▸ **Problem statement**
Repeat every record below exactly as written.

(Data listing)
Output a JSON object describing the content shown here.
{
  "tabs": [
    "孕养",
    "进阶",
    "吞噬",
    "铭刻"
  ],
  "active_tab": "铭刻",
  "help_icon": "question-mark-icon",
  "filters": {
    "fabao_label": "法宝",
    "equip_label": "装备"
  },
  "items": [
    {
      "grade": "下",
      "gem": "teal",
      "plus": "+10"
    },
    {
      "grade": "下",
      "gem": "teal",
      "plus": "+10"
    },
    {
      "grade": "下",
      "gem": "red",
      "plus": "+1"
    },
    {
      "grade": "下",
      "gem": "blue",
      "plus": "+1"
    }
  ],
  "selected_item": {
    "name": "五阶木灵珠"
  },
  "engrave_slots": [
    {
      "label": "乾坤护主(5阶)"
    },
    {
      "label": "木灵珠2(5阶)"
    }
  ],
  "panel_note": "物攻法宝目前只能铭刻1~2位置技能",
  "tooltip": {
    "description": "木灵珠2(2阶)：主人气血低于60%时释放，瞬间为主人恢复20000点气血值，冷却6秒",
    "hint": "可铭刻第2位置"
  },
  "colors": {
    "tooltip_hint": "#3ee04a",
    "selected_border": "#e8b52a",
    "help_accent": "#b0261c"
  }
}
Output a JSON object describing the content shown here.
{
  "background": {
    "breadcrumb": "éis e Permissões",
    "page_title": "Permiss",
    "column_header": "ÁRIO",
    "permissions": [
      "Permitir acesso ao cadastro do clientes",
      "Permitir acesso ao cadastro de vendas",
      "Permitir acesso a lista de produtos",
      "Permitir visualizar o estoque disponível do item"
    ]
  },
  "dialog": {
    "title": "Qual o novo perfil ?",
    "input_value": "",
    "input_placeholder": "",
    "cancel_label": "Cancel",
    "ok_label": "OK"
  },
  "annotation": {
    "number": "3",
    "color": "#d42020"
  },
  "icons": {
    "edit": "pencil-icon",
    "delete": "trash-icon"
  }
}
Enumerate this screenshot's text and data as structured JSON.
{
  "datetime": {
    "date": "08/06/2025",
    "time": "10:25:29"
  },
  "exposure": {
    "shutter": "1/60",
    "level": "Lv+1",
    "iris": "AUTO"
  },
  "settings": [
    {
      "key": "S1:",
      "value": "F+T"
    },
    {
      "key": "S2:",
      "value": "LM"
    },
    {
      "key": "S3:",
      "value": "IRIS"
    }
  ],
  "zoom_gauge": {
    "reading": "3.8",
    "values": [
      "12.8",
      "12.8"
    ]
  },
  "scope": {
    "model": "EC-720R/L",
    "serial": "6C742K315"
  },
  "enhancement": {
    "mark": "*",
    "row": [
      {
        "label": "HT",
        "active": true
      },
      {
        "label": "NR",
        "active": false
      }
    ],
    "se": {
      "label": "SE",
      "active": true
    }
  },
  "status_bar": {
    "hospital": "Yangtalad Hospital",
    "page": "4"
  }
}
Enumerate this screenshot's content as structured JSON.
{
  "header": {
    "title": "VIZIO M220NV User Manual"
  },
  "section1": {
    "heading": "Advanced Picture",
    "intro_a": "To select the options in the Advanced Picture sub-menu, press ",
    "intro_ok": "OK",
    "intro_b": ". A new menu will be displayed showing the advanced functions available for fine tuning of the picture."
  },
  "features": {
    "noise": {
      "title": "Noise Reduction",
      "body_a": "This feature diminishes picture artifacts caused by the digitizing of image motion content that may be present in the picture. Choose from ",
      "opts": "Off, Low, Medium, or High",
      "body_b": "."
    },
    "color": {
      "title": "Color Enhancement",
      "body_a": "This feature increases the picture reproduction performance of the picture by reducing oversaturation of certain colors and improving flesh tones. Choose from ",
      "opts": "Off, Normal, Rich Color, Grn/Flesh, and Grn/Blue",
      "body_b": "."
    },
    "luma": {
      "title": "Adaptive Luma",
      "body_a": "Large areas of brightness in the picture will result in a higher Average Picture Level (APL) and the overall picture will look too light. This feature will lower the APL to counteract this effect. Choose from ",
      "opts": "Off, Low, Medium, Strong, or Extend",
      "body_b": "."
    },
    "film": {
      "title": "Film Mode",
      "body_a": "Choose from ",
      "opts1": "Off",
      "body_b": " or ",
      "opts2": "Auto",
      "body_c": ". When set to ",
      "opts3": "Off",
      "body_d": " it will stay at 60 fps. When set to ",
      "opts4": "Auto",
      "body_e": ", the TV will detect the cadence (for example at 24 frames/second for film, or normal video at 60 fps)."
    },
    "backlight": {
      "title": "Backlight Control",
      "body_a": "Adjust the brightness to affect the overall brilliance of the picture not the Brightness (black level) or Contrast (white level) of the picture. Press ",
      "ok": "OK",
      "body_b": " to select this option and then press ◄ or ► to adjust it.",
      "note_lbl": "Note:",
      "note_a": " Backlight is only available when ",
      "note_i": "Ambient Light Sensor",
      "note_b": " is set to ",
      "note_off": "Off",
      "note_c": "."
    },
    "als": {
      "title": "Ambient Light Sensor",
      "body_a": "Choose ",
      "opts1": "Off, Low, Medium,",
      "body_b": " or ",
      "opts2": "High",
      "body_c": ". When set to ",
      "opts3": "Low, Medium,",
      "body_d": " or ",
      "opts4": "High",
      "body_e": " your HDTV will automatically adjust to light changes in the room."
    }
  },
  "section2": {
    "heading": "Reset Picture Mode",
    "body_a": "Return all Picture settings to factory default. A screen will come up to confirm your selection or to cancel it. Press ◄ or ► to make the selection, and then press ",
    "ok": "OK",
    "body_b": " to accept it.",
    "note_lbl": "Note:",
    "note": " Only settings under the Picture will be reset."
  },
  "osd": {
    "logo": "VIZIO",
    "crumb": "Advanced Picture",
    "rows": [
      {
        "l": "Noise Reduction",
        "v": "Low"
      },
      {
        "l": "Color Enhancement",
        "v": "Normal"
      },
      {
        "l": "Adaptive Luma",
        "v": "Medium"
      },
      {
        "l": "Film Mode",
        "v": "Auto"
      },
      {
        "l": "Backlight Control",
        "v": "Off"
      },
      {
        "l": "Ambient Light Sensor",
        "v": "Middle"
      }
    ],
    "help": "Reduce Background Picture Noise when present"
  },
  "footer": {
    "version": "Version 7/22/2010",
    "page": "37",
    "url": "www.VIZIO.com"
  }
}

▸ **Expected answer**
Output a JSON object describing the content shown here.
{
  "tabs": [
    "孕养",
    "进阶",
    "吞噬",
    "铭刻"
  ],
  "active_tab": "铭刻",
  "help_icon": "question-mark-icon",
  "filters": {
    "fabao_label": "法宝",
    "equip_label": "装备"
  },
  "items": [
    {
      "grade": "下",
      "gem": "teal",
      "plus": "+10"
    },
    {
      "grade": "下",
      "gem": "teal",
      "plus": "+10"
    },
    {
      "grade": "下",
      "gem": "red",
      "plus": "+1"
    },
    {
      "grade": "下",
      "gem": "blue",
      "plus": "+1"
    }
  ],
  "selected_item": {
    "name": "五阶木灵珠"
  },
  "engrave_slots": [
    {
      "label": "乾坤护主(5阶)"
    },
    {
      "label": "木灵珠2(5阶)"
    }
  ],
  "panel_note": "物攻法宝目前只能铭刻1~2位置技能",
  "tooltip": {
    "description": "木灵珠2(2阶)：主人气血低于60%时释放，瞬间为主人恢复20000点气血值，冷却6秒",
    "hint": "可铭刻第2位置"
  },
  "colors": {
    "tooltip_hint": "#3ee04a",
    "selected_border": "#e8b52a",
    "help_accent": "#b0261c"
  }
}
Output a JSON object describing the content shown here.
{
  "background": {
    "breadcrumb": "éis e Permissões",
    "page_title": "Permiss",
    "column_header": "ÁRIO",
    "permissions": [
      "Permitir acesso ao cadastro do clientes",
      "Permitir acesso ao cadastro de vendas",
      "Permitir acesso a lista de produtos",
      "Permitir visualizar o estoque disponível do item"
    ]
  },
  "dialog": {
    "title": "Qual o novo perfil ?",
    "input_value": "",
    "input_placeholder": "",
    "cancel_label": "Cancel",
    "ok_label": "OK"
  },
  "annotation": {
    "number": "3",
    "color": "#d42020"
  },
  "icons": {
    "edit": "pencil-icon",
    "delete": "trash-icon"
  }
}
Enumerate this screenshot's text and data as structured JSON.
{
  "datetime": {
    "date": "08/06/2025",
    "time": "10:25:29"
  },
  "exposure": {
    "shutter": "1/60",
    "level": "Lv+1",
    "iris": "AUTO"
  },
  "settings": [
    {
      "key": "S1:",
      "value": "F+T"
    },
    {
      "key": "S2:",
      "value": "LM"
    },
    {
      "key": "S3:",
      "value": "IRIS"
    }
  ],
  "zoom_gauge": {
    "reading": "3.8",
    "values": [
      "12.8",
      "12.8"
    ]
  },
  "scope": {
    "model": "EC-720R/L",
    "serial": "6C742K315"
  },
  "enhancement": {
    "mark": "*",
    "row": [
      {
        "label": "HT",
        "active": true
      },
      {
        "label": "NR",
        "active": false
      }
    ],
    "se": {
      "label": "SE",
      "active": true
    }
  },
  "status_bar": {
    "hospital": "Yangtalad Hospital",
    "page": "4"
  }
}
Enumerate this screenshot's content as structured JSON.
{
  "header": {
    "title": "VIZIO M220NV User Manual"
  },
  "section1": {
    "heading": "Advanced Picture",
    "intro_a": "To select the options in the Advanced Picture sub-menu, press ",
    "intro_ok": "OK",
    "intro_b": ". A new menu will be displayed showing the advanced functions available for fine tuning of the picture."
  },
  "features": {
    "noise": {
      "title": "Noise Reduction",
      "body_a": "This feature diminishes picture artifacts caused by the digitizing of image motion content that may be present in the picture. Choose from ",
      "opts": "Off, Low, Medium, or High",
      "body_b": "."
    },
    "color": {
      "title": "Color Enhancement",
      "body_a": "This feature increases the picture reproduction performance of the picture by reducing oversaturation of certain colors and improving flesh tones. Choose from ",
      "opts": "Off, Normal, Rich Color, Grn/Flesh, and Grn/Blue",
      "body_b": "."
    },
    "luma": {
      "title": "Adaptive Luma",
      "body_a": "Large areas of brightness in the picture will result in a higher Average Picture Level (APL) and the overall picture will look too light. This feature will lower the APL to counteract this effect. Choose from ",
      "opts": "Off, Low, Medium, Strong, or Extend",
      "body_b": "."
    },
    "film": {
      "title": "Film Mode",
      "body_a": "Choose from ",
      "opts1": "Off",
      "body_b": " or ",
      "opts2": "Auto",
      "body_c": ". When set to ",
      "opts3": "Off",
      "body_d": " it will stay at 60 fps. When set to ",
      "opts4": "Auto",
      "body_e": ", the TV will detect the cadence (for example at 24 frames/second for film, or normal video at 60 fps)."
    },
    "backlight": {
      "title": "Backlight Control",
      "body_a": "Adjust the brightness to affect the overall brilliance of the picture not the Brightness (black level) or Contrast (white level) of the picture. Press ",
      "ok": "OK",
      "body_b": " to select this option and then press ◄ or ► to adjust it.",
      "note_lbl": "Note:",
      "note_a": " Backlight is only available when ",
      "note_i": "Ambient Light Sensor",
      "note_b": " is set to ",
      "note_off": "Off",
      "note_c": "."
    },
    "als": {
      "title": "Ambient Light Sensor",
      "body_a": "Choose ",
      "opts1": "Off, Low, Medium,",
      "body_b": " or ",
      "opts2": "High",
      "body_c": ". When set to ",
      "opts3": "Low, Medium,",
      "body_d": " or ",
      "opts4": "High",
      "body_e": " your HDTV will automatically adjust to light changes in the room."
    }
  },
  "section2": {
    "heading": "Reset Picture Mode",
    "body_a": "Return all Picture settings to factory default. A screen will come up to confirm your selection or to cancel it. Press ◄ or ► to make the selection, and then press ",
    "ok": "OK",
    "body_b": " to accept it.",
    "note_lbl": "Note:",
    "note": " Only settings under the Picture will be reset."
  },
  "osd": {
    "logo": "VIZIO",
    "crumb": "Advanced Picture",
    "rows": [
      {
        "l": "Noise Reduction",
        "v": "Low"
      },
      {
        "l": "Color Enhancement",
        "v": "Normal"
      },
      {
        "l": "Adaptive Luma",
        "v": "Medium"
      },
      {
        "l": "Film Mode",
        "v": "Auto"
      },
      {
        "l": "Backlight Control",
        "v": "Off"
      },
      {
        "l": "Ambient Light Sensor",
        "v": "Middle"
      }
    ],
    "help": "Reduce Background Picture Noise when present"
  },
  "footer": {
    "version": "Version 7/22/2010",
    "page": "37",
    "url": "www.VIZIO.com"
  }
}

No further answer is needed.